### WHAT YOU HAVE TO DO
Reproduce each line exactly, including spacing and punctuation.

Extracted data entries:
____
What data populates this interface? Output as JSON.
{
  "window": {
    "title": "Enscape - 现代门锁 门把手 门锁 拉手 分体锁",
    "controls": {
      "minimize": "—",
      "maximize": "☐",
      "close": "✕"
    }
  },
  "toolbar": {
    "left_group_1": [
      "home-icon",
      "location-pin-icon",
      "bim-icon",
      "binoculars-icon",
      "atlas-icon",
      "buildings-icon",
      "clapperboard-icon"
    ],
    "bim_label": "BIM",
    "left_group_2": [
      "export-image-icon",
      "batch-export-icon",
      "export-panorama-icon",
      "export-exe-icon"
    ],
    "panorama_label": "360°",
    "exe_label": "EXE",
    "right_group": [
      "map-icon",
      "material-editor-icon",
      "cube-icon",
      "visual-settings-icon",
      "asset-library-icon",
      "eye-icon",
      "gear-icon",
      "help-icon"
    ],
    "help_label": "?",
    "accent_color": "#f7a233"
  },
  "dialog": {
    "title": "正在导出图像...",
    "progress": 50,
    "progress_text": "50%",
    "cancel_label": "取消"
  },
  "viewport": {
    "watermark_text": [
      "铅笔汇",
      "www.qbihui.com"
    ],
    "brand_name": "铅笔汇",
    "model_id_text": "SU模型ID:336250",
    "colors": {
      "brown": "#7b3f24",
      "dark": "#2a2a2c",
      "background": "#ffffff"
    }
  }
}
____
### TASK OUTPUT
What data populates this interface? Output as JSON.
{
  "window": {
    "title": "Enscape - 现代门锁 门把手 门锁 拉手 分体锁",
    "controls": {
      "minimize": "—",
      "maximize": "☐",
      "close": "✕"
    }
  },
  "toolbar": {
    "left_group_1": [
      "home-icon",
      "location-pin-icon",
      "bim-icon",
      "binoculars-icon",
      "atlas-icon",
      "buildings-icon",
      "clapperboard-icon"
    ],
    "bim_label": "BIM",
    "left_group_2": [
      "export-image-icon",
      "batch-export-icon",
      "export-panorama-icon",
      "export-exe-icon"
    ],
    "panorama_label": "360°",
    "exe_label": "EXE",
    "right_group": [
      "map-icon",
      "material-editor-icon",
      "cube-icon",
      "visual-settings-icon",
      "asset-library-icon",
      "eye-icon",
      "gear-icon",
      "help-icon"
    ],
    "help_label": "?",
    "accent_color": "#f7a233"
  },
  "dialog": {
    "title": "正在导出图像...",
    "progress": 50,
    "progress_text": "50%",
    "cancel_label": "取消"
  },
  "viewport": {
    "watermark_text": [
      "铅笔汇",
      "www.qbihui.com"
    ],
    "brand_name": "铅笔汇",
    "model_id_text": "SU模型ID:336250",
    "colors": {
      "brown": "#7b3f24",
      "dark": "#2a2a2c",
      "background": "#ffffff"
    }
  }
}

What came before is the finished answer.